> Dataset records:
^^^^

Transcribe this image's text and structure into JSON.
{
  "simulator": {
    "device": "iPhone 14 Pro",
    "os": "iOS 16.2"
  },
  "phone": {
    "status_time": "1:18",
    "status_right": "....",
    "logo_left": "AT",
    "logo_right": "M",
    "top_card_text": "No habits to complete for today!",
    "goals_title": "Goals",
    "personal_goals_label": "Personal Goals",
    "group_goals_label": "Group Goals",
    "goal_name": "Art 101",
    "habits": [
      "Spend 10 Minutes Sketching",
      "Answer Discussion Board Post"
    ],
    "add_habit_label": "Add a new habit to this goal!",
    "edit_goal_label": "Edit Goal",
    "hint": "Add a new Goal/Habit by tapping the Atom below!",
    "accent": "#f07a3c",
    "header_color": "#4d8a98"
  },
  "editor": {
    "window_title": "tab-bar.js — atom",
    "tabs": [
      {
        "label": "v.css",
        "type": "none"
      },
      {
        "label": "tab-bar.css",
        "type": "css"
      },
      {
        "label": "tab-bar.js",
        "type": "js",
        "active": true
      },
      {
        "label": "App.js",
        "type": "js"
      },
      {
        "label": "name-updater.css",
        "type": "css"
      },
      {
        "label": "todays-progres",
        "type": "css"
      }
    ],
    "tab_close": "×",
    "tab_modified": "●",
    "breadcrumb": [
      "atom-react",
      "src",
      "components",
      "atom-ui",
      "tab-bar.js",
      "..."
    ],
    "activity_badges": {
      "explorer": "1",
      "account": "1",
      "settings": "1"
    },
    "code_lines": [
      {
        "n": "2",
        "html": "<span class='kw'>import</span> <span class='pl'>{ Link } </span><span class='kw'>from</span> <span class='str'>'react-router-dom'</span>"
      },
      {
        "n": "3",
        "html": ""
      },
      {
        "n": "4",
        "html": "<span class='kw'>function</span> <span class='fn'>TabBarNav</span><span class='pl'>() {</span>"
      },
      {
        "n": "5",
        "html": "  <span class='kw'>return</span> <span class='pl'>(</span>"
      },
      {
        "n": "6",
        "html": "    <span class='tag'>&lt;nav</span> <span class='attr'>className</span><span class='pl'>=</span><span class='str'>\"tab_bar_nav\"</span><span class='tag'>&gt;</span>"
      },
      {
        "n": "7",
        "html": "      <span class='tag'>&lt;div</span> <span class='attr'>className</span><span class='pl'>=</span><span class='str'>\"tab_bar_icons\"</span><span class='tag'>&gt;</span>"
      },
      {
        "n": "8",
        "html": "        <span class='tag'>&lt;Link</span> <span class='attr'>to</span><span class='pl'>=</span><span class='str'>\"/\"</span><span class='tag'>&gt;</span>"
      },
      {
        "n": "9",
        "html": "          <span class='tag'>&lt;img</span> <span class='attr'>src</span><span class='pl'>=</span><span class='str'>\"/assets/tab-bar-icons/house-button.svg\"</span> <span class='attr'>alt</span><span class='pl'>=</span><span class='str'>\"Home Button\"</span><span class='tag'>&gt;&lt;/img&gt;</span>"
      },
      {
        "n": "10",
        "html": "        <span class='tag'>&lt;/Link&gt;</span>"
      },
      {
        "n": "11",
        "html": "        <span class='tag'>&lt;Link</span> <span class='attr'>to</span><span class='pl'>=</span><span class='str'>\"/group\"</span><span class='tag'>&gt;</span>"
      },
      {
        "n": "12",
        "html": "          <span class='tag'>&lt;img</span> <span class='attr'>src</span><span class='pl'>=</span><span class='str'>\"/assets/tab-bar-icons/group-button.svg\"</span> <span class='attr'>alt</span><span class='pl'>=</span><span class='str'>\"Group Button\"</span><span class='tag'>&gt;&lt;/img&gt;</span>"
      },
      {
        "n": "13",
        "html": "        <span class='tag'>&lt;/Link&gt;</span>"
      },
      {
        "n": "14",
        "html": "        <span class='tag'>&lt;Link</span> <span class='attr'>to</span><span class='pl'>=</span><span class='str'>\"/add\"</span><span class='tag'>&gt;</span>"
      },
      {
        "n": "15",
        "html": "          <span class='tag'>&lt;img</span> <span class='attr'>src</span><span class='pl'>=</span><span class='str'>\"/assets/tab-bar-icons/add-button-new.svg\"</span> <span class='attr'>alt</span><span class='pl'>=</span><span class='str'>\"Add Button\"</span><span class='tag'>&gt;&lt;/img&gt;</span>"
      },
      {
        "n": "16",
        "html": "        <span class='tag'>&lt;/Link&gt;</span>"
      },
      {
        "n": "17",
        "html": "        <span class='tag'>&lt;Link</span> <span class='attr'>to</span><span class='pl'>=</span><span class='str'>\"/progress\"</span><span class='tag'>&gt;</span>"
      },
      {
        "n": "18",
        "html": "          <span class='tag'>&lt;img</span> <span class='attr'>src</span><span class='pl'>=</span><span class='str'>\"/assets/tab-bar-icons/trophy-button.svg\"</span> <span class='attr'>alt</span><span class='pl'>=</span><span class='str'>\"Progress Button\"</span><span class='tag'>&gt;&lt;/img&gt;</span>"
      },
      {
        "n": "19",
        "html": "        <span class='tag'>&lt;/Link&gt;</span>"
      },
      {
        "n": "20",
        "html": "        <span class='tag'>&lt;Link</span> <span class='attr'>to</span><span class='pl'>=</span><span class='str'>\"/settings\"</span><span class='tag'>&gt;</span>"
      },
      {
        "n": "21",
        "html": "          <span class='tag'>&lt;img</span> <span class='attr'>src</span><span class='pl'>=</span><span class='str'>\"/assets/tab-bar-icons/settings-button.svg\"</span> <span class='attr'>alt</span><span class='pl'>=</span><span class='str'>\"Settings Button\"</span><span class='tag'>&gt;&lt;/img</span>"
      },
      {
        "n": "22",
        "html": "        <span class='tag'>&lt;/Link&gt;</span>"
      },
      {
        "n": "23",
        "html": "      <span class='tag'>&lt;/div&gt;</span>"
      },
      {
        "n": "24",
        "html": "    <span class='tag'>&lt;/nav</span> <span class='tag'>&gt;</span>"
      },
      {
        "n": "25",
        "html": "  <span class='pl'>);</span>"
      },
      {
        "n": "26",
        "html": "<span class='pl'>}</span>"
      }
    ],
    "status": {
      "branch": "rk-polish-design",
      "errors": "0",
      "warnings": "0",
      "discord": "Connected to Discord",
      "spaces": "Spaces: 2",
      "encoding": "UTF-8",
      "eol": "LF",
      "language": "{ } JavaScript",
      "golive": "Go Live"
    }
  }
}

^^^^

> Task:
From the data above, show each line that contains "this".

> Task answer:
Transcribe this image's text and structure into JSON.
    "add_habit_label": "Add a new habit to this goal!",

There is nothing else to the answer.